What is asked:
Copy all lines that contain the word "системы".

Records for the task:
::::::

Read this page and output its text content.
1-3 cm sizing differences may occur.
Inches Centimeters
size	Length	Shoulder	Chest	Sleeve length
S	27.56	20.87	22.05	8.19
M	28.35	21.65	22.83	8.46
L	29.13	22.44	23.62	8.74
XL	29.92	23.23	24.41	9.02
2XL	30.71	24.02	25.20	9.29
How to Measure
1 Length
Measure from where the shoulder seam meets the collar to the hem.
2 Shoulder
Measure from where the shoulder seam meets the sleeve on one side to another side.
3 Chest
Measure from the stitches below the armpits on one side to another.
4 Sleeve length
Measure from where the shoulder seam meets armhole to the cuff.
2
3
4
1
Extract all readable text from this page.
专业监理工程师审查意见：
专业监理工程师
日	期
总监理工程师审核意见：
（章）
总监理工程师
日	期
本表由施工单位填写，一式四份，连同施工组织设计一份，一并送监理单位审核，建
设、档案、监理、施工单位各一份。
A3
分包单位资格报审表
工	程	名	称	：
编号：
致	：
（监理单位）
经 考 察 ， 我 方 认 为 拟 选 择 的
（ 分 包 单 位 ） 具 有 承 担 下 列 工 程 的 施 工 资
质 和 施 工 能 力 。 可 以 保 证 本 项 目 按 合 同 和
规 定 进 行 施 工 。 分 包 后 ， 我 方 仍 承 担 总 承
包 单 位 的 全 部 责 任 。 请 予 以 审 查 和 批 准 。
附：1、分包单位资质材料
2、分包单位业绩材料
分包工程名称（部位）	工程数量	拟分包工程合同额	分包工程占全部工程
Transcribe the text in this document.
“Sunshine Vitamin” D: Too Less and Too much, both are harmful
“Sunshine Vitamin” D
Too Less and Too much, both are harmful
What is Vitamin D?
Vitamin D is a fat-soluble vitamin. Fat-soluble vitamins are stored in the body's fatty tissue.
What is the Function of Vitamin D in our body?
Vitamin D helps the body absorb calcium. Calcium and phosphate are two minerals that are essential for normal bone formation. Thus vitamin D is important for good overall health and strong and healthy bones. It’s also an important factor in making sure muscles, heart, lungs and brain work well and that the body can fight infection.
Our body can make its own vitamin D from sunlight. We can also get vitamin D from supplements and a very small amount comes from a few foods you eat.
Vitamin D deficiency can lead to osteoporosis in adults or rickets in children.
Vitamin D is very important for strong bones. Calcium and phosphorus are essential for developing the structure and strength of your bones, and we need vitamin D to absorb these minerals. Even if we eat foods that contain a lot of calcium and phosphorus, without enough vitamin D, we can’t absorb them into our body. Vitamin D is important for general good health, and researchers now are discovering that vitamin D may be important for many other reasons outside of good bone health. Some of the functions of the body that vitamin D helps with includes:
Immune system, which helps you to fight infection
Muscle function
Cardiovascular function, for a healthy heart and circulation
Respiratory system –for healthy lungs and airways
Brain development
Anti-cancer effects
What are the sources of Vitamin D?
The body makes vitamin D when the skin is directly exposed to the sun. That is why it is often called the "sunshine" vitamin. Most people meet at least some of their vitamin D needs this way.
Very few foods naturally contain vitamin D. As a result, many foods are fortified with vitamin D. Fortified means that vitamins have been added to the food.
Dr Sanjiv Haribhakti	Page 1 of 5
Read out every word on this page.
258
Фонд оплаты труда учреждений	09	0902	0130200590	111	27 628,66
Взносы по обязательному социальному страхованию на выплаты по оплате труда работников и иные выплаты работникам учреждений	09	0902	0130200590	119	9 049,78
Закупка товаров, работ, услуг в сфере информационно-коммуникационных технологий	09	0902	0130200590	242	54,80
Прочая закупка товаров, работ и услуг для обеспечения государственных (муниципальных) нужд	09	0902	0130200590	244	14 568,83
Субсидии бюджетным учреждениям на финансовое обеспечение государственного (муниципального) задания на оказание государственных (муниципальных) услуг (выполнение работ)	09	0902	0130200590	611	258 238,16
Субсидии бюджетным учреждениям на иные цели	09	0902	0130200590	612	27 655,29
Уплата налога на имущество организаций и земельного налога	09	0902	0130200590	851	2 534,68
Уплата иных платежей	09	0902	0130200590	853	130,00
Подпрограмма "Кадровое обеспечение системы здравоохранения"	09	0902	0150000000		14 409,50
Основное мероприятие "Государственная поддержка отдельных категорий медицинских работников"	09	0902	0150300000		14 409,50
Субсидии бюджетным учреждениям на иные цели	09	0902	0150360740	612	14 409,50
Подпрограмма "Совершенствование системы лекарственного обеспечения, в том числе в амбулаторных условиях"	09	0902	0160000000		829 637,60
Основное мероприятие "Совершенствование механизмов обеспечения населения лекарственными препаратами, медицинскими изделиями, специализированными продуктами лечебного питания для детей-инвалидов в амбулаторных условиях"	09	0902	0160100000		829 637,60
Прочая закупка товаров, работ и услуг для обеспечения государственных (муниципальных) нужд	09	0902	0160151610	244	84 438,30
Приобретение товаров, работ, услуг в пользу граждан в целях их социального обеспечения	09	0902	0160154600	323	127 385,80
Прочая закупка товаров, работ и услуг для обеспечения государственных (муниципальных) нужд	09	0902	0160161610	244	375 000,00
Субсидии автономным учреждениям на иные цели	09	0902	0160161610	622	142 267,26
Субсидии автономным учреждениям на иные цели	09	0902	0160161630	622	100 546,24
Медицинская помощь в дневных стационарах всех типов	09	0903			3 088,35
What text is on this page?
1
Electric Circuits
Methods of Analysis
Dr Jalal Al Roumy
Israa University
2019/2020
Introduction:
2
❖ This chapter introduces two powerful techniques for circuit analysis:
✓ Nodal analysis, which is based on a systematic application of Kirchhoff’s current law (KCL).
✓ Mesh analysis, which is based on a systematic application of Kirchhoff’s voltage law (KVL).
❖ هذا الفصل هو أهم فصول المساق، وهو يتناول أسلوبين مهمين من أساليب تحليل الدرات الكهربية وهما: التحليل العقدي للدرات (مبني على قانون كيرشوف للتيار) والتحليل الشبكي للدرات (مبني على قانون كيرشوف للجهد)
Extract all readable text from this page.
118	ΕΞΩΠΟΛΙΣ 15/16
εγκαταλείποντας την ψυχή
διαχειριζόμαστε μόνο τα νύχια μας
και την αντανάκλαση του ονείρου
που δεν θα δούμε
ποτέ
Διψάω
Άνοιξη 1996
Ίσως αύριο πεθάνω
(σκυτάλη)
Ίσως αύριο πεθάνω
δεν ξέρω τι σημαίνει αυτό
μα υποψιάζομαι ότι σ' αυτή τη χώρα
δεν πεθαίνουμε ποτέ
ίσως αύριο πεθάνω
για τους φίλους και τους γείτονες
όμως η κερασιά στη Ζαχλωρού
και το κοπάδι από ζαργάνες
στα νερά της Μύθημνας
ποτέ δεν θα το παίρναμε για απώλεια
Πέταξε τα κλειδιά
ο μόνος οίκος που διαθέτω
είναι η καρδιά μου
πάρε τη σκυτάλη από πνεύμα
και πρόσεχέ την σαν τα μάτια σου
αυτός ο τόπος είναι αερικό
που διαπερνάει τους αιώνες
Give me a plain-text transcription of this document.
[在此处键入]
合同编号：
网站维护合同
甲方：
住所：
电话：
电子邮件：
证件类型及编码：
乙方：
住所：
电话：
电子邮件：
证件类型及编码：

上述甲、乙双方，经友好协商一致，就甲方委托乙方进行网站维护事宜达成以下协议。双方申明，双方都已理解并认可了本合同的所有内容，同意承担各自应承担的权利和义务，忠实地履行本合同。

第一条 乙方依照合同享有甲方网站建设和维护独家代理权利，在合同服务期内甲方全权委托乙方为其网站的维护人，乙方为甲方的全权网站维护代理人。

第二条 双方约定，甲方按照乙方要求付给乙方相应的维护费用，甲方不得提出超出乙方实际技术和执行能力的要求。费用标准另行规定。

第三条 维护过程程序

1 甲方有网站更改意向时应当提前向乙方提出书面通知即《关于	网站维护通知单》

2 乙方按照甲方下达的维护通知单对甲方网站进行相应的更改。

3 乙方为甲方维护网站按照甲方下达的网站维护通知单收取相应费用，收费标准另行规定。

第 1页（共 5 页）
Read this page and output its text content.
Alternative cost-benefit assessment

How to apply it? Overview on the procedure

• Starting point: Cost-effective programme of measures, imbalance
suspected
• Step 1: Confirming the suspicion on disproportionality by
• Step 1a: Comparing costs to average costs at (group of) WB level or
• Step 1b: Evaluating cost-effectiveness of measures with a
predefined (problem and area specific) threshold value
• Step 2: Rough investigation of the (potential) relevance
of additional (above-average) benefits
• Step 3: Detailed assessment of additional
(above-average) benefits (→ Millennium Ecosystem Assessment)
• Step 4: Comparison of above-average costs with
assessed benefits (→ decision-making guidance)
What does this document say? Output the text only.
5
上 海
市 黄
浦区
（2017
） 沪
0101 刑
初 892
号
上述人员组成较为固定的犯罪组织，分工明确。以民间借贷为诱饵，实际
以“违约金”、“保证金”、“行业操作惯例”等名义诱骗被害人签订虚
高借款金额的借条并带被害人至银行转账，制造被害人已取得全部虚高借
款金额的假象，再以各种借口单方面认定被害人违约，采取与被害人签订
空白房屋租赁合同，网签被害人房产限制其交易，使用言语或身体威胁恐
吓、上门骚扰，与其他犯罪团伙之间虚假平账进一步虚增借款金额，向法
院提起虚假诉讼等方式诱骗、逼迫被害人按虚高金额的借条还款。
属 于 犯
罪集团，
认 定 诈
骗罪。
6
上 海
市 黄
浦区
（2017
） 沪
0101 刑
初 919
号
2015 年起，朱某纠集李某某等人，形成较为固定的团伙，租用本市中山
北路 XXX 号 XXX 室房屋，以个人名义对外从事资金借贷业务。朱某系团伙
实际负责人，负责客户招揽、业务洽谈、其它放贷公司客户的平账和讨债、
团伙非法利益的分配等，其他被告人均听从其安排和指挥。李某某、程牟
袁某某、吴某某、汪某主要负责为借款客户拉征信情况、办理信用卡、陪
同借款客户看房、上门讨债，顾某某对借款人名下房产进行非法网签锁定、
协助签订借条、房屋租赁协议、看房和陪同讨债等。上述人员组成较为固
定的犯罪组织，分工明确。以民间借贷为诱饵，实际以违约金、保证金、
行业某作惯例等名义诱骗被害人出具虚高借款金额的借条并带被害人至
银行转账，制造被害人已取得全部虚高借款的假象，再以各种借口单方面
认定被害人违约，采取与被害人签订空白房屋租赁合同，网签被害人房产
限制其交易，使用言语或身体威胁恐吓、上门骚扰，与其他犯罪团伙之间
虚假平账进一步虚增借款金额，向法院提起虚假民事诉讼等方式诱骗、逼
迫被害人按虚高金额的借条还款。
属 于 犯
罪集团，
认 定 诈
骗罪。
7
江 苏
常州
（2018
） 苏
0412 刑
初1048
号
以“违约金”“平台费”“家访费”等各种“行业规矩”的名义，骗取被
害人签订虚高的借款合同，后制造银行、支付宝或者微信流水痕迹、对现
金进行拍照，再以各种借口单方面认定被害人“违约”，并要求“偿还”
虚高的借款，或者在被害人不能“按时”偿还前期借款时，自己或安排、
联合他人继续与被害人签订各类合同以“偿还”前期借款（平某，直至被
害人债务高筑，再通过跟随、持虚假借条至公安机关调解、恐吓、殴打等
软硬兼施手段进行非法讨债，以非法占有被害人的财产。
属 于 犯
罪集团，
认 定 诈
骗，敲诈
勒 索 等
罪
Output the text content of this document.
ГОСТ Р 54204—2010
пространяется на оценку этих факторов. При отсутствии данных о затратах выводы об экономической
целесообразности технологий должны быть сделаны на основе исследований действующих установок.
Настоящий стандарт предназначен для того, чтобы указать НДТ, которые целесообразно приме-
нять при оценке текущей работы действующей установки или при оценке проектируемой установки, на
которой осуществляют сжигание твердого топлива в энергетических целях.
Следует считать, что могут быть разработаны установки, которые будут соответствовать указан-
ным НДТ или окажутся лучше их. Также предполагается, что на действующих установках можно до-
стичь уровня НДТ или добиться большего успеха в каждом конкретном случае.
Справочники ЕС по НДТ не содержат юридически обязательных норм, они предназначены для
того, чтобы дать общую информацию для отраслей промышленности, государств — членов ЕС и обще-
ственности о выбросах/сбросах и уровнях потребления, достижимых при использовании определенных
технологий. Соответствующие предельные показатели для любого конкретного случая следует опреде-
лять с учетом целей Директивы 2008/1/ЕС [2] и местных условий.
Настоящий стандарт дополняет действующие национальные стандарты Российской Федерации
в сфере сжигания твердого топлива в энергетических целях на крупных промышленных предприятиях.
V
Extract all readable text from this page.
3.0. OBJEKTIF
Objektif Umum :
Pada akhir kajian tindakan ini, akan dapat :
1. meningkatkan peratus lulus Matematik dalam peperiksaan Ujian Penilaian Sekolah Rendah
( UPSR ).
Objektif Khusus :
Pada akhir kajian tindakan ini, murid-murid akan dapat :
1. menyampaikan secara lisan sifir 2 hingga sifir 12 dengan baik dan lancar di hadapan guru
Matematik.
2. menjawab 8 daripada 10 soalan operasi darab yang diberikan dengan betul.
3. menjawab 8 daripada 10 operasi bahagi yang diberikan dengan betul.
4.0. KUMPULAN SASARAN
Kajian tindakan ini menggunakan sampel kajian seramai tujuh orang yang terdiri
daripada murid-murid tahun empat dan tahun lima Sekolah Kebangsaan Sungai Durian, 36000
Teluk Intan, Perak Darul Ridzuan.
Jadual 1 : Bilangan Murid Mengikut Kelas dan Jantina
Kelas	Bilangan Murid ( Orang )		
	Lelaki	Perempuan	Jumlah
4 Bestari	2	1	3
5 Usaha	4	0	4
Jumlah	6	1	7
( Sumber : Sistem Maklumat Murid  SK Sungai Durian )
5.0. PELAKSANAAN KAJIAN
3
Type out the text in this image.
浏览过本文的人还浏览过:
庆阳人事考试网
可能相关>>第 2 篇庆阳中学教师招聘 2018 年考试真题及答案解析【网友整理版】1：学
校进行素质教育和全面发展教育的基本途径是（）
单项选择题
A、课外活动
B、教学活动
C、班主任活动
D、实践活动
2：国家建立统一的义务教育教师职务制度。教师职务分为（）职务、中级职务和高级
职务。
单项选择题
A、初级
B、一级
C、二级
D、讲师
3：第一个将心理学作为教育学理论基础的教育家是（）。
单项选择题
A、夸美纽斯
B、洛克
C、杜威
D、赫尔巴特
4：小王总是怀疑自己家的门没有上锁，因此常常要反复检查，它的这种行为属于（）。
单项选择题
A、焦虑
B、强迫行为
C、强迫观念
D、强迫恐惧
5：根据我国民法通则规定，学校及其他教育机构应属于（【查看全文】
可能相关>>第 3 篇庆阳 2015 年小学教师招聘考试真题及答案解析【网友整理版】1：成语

::::::

Solution to this exercise:
Подпрограмма "Кадровое обеспечение системы здравоохранения"	09	0902	0150000000		14 409,50
Подпрограмма "Совершенствование системы лекарственного обеспечения, в том числе в амбулаторных условиях"	09	0902	0160000000		829 637,60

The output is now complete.